▶ _DATA ROWS_
>> BEGIN

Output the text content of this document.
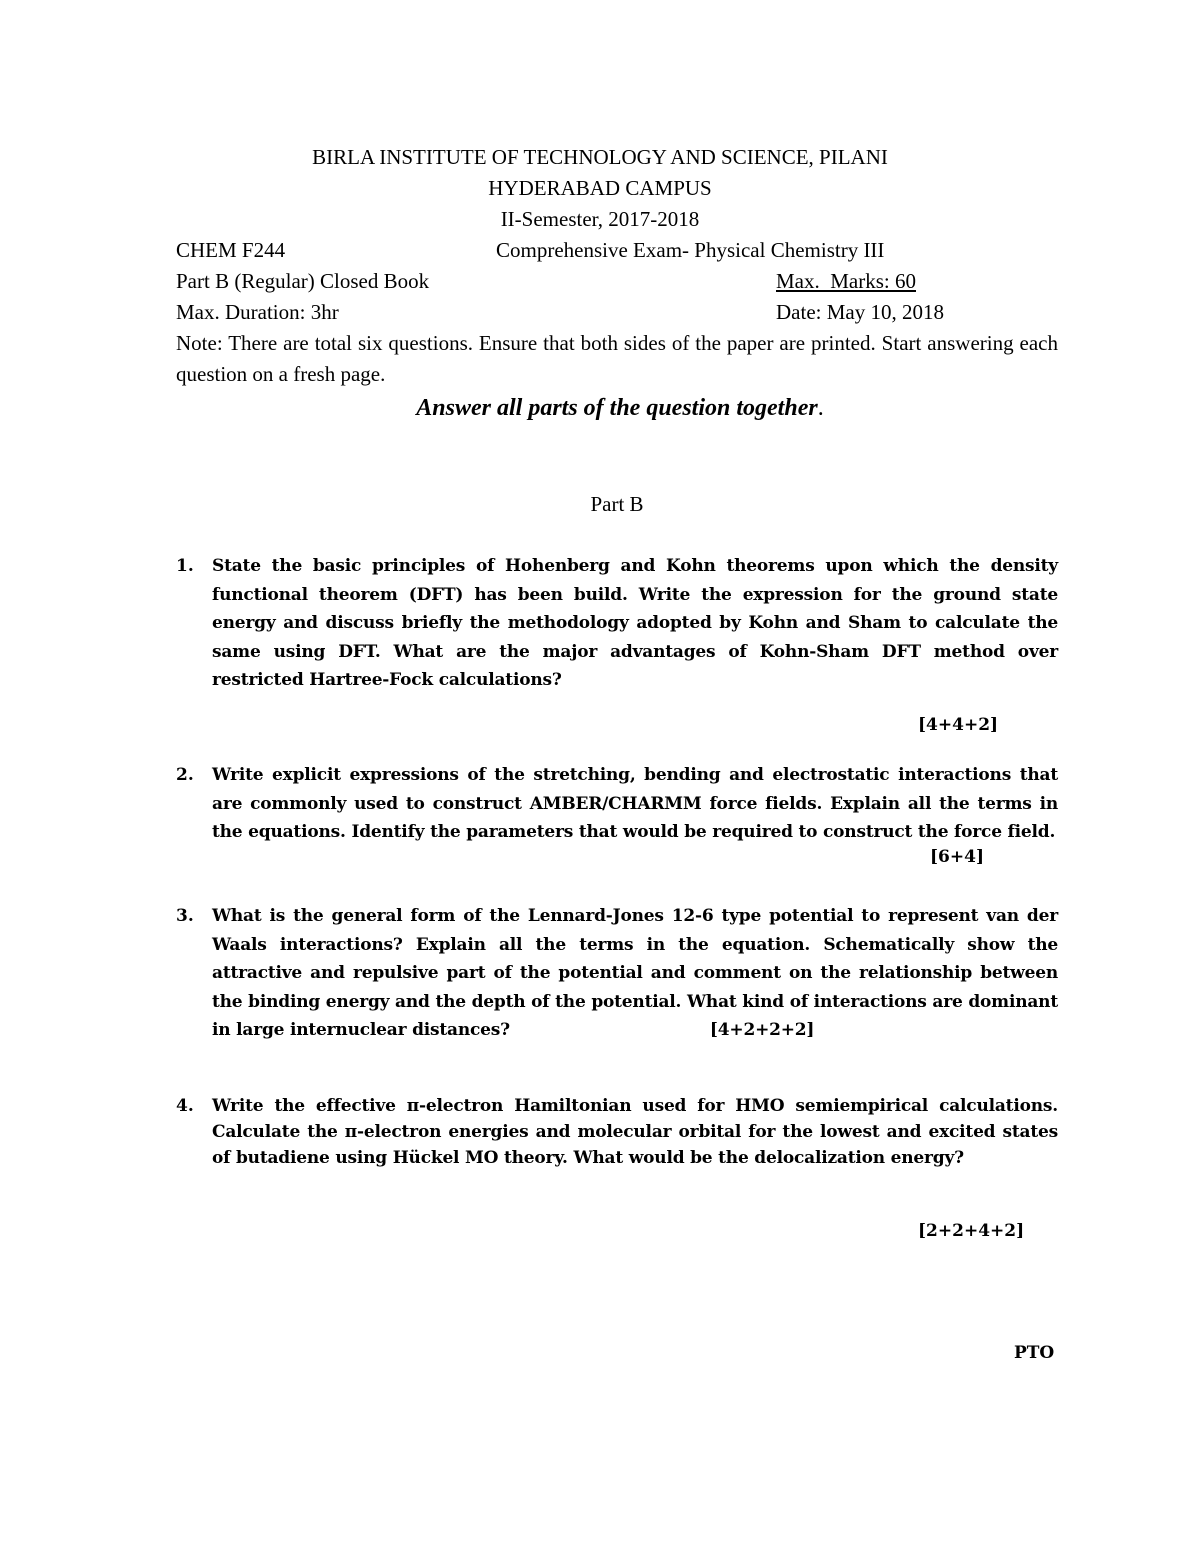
BIRLA INSTITUTE OF TECHNOLOGY AND SCIENCE, PILANI
HYDERABAD CAMPUS
II-Semester, 2017-2018
CHEM F244	Comprehensive Exam- Physical Chemistry III
Part B (Regular) Closed Book	Max.  Marks: 60
Max. Duration: 3hr	Date: May 10, 2018
Note: There are total six questions. Ensure that both sides of the paper are printed. Start answering each question on a fresh page.
Answer all parts of the question together.
Part B
1. State the basic principles of Hohenberg and Kohn theorems upon which the density functional theorem (DFT) has been build. Write the expression for the ground state energy and discuss briefly the methodology adopted by Kohn and Sham to calculate the same using DFT. What are the major advantages of Kohn-Sham DFT method over restricted Hartree-Fock calculations?
[4+4+2]
2. Write explicit expressions of the stretching, bending and electrostatic interactions that are commonly used to construct AMBER/CHARMM force fields. Explain all the terms in the equations. Identify the parameters that would be required to construct the force field.
[6+4]
3. What is the general form of the Lennard-Jones 12-6 type potential to represent van der Waals interactions? Explain all the terms in the equation. Schematically show the attractive and repulsive part of the potential and comment on the relationship between the binding energy and the depth of the potential. What kind of interactions are dominant in large internuclear distances?	[4+2+2+2]
4. Write the effective π-electron Hamiltonian used for HMO semiempirical calculations. Calculate the π-electron energies and molecular orbital for the lowest and excited states of butadiene using Hückel MO theory. What would be the delocalization energy?
[2+2+4+2]
PTO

>> END

▶ _GIVEN PROBLEM_
Identify each line of the material where the word "would" shows up, and copy it.

▶ _WRITTEN ANSWER_
2. Write explicit expressions of the stretching, bending and electrostatic interactions that are commonly used to construct AMBER/CHARMM force fields. Explain all the terms in the equations. Identify the parameters that would be required to construct the force field.
4. Write the effective π-electron Hamiltonian used for HMO semiempirical calculations. Calculate the π-electron energies and molecular orbital for the lowest and excited states of butadiene using Hückel MO theory. What would be the delocalization energy?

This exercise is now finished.